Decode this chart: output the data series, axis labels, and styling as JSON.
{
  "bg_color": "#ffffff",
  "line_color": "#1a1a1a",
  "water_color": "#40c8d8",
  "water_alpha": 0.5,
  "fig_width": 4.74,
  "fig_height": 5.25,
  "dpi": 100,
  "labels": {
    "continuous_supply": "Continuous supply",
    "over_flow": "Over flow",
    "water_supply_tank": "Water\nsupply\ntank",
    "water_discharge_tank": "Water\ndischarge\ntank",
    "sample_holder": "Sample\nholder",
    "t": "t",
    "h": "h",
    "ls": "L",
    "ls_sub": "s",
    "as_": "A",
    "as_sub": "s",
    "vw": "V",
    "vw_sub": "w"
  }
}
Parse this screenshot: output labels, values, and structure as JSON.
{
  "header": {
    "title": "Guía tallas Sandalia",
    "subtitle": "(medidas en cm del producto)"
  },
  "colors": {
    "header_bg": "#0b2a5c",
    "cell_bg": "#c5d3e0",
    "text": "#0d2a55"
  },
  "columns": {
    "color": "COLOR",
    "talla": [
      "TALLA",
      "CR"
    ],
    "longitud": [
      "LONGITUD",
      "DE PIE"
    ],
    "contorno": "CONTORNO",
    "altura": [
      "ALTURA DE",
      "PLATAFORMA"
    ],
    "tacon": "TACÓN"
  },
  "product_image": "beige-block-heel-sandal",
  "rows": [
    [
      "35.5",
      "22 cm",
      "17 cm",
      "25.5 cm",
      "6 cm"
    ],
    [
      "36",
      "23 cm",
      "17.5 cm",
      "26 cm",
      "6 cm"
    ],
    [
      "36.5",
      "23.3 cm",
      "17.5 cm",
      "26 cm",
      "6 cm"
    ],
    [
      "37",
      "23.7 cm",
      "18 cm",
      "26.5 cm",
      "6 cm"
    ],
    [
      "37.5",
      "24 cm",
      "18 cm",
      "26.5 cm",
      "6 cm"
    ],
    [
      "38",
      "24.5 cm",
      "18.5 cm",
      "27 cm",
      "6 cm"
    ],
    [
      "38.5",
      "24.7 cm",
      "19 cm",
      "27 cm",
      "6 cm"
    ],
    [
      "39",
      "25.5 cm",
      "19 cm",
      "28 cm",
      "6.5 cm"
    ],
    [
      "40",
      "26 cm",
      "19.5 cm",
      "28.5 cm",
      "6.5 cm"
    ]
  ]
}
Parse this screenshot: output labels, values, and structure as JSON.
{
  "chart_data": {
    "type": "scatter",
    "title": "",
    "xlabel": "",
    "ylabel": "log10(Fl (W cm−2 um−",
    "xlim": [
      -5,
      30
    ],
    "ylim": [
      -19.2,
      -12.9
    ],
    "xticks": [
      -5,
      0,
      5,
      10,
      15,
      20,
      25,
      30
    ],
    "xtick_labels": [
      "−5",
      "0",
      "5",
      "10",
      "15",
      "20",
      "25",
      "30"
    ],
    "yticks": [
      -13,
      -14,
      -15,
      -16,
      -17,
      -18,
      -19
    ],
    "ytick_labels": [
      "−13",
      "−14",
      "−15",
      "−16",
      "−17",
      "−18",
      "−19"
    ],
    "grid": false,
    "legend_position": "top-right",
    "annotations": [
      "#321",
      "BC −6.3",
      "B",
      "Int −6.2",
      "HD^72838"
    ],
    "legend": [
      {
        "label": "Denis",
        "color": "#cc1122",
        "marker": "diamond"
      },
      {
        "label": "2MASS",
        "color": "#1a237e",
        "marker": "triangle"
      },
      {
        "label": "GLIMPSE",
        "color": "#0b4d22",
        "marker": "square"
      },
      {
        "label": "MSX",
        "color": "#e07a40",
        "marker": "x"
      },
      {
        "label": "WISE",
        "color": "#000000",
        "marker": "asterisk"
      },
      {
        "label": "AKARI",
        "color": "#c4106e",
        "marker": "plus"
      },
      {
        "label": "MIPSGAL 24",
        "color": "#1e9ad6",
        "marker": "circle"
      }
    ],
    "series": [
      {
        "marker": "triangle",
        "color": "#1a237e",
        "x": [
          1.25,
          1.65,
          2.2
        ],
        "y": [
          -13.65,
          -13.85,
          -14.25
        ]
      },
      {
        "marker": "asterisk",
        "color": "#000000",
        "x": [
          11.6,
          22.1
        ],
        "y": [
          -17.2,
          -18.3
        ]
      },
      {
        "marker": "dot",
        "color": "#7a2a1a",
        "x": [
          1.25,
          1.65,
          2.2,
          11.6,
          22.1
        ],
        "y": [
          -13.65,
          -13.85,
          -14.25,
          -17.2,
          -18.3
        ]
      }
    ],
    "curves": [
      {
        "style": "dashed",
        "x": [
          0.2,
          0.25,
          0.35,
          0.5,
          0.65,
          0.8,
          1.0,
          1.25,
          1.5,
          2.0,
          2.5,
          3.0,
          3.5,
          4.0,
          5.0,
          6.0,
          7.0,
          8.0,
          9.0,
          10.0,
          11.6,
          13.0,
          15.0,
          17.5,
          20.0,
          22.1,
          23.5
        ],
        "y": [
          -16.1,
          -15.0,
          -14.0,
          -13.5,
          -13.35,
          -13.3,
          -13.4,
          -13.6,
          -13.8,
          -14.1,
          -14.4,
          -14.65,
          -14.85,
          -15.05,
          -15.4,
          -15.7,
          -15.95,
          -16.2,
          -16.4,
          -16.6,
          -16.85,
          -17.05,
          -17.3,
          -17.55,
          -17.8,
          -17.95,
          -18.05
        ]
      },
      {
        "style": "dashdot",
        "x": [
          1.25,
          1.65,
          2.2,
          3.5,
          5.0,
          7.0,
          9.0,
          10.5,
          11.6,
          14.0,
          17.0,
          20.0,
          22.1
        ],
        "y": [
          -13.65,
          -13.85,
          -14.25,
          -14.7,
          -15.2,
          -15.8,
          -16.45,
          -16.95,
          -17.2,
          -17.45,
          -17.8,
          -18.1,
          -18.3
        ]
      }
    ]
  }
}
================
### EXERCISE DESCRIPTION
Transcribe every entry exactly.

### ANSWER FOR THE TASK
Decode this chart: output the data series, axis labels, and styling as JSON.
{
  "bg_color": "#ffffff",
  "line_color": "#1a1a1a",
  "water_color": "#40c8d8",
  "water_alpha": 0.5,
  "fig_width": 4.74,
  "fig_height": 5.25,
  "dpi": 100,
  "labels": {
    "continuous_supply": "Continuous supply",
    "over_flow": "Over flow",
    "water_supply_tank": "Water\nsupply\ntank",
    "water_discharge_tank": "Water\ndischarge\ntank",
    "sample_holder": "Sample\nholder",
    "t": "t",
    "h": "h",
    "ls": "L",
    "ls_sub": "s",
    "as_": "A",
    "as_sub": "s",
    "vw": "V",
    "vw_sub": "w"
  }
}
Parse this screenshot: output labels, values, and structure as JSON.
{
  "header": {
    "title": "Guía tallas Sandalia",
    "subtitle": "(medidas en cm del producto)"
  },
  "colors": {
    "header_bg": "#0b2a5c",
    "cell_bg": "#c5d3e0",
    "text": "#0d2a55"
  },
  "columns": {
    "color": "COLOR",
    "talla": [
      "TALLA",
      "CR"
    ],
    "longitud": [
      "LONGITUD",
      "DE PIE"
    ],
    "contorno": "CONTORNO",
    "altura": [
      "ALTURA DE",
      "PLATAFORMA"
    ],
    "tacon": "TACÓN"
  },
  "product_image": "beige-block-heel-sandal",
  "rows": [
    [
      "35.5",
      "22 cm",
      "17 cm",
      "25.5 cm",
      "6 cm"
    ],
    [
      "36",
      "23 cm",
      "17.5 cm",
      "26 cm",
      "6 cm"
    ],
    [
      "36.5",
      "23.3 cm",
      "17.5 cm",
      "26 cm",
      "6 cm"
    ],
    [
      "37",
      "23.7 cm",
      "18 cm",
      "26.5 cm",
      "6 cm"
    ],
    [
      "37.5",
      "24 cm",
      "18 cm",
      "26.5 cm",
      "6 cm"
    ],
    [
      "38",
      "24.5 cm",
      "18.5 cm",
      "27 cm",
      "6 cm"
    ],
    [
      "38.5",
      "24.7 cm",
      "19 cm",
      "27 cm",
      "6 cm"
    ],
    [
      "39",
      "25.5 cm",
      "19 cm",
      "28 cm",
      "6.5 cm"
    ],
    [
      "40",
      "26 cm",
      "19.5 cm",
      "28.5 cm",
      "6.5 cm"
    ]
  ]
}
Parse this screenshot: output labels, values, and structure as JSON.
{
  "chart_data": {
    "type": "scatter",
    "title": "",
    "xlabel": "",
    "ylabel": "log10(Fl (W cm−2 um−",
    "xlim": [
      -5,
      30
    ],
    "ylim": [
      -19.2,
      -12.9
    ],
    "xticks": [
      -5,
      0,
      5,
      10,
      15,
      20,
      25,
      30
    ],
    "xtick_labels": [
      "−5",
      "0",
      "5",
      "10",
      "15",
      "20",
      "25",
      "30"
    ],
    "yticks": [
      -13,
      -14,
      -15,
      -16,
      -17,
      -18,
      -19
    ],
    "ytick_labels": [
      "−13",
      "−14",
      "−15",
      "−16",
      "−17",
      "−18",
      "−19"
    ],
    "grid": false,
    "legend_position": "top-right",
    "annotations": [
      "#321",
      "BC −6.3",
      "B",
      "Int −6.2",
      "HD^72838"
    ],
    "legend": [
      {
        "label": "Denis",
        "color": "#cc1122",
        "marker": "diamond"
      },
      {
        "label": "2MASS",
        "color": "#1a237e",
        "marker": "triangle"
      },
      {
        "label": "GLIMPSE",
        "color": "#0b4d22",
        "marker": "square"
      },
      {
        "label": "MSX",
        "color": "#e07a40",
        "marker": "x"
      },
      {
        "label": "WISE",
        "color": "#000000",
        "marker": "asterisk"
      },
      {
        "label": "AKARI",
        "color": "#c4106e",
        "marker": "plus"
      },
      {
        "label": "MIPSGAL 24",
        "color": "#1e9ad6",
        "marker": "circle"
      }
    ],
    "series": [
      {
        "marker": "triangle",
        "color": "#1a237e",
        "x": [
          1.25,
          1.65,
          2.2
        ],
        "y": [
          -13.65,
          -13.85,
          -14.25
        ]
      },
      {
        "marker": "asterisk",
        "color": "#000000",
        "x": [
          11.6,
          22.1
        ],
        "y": [
          -17.2,
          -18.3
        ]
      },
      {
        "marker": "dot",
        "color": "#7a2a1a",
        "x": [
          1.25,
          1.65,
          2.2,
          11.6,
          22.1
        ],
        "y": [
          -13.65,
          -13.85,
          -14.25,
          -17.2,
          -18.3
        ]
      }
    ],
    "curves": [
      {
        "style": "dashed",
        "x": [
          0.2,
          0.25,
          0.35,
          0.5,
          0.65,
          0.8,
          1.0,
          1.25,
          1.5,
          2.0,
          2.5,
          3.0,
          3.5,
          4.0,
          5.0,
          6.0,
          7.0,
          8.0,
          9.0,
          10.0,
          11.6,
          13.0,
          15.0,
          17.5,
          20.0,
          22.1,
          23.5
        ],
        "y": [
          -16.1,
          -15.0,
          -14.0,
          -13.5,
          -13.35,
          -13.3,
          -13.4,
          -13.6,
          -13.8,
          -14.1,
          -14.4,
          -14.65,
          -14.85,
          -15.05,
          -15.4,
          -15.7,
          -15.95,
          -16.2,
          -16.4,
          -16.6,
          -16.85,
          -17.05,
          -17.3,
          -17.55,
          -17.8,
          -17.95,
          -18.05
        ]
      },
      {
        "style": "dashdot",
        "x": [
          1.25,
          1.65,
          2.2,
          3.5,
          5.0,
          7.0,
          9.0,
          10.5,
          11.6,
          14.0,
          17.0,
          20.0,
          22.1
        ],
        "y": [
          -13.65,
          -13.85,
          -14.25,
          -14.7,
          -15.2,
          -15.8,
          -16.45,
          -16.95,
          -17.2,
          -17.45,
          -17.8,
          -18.1,
          -18.3
        ]
      }
    ]
  }
}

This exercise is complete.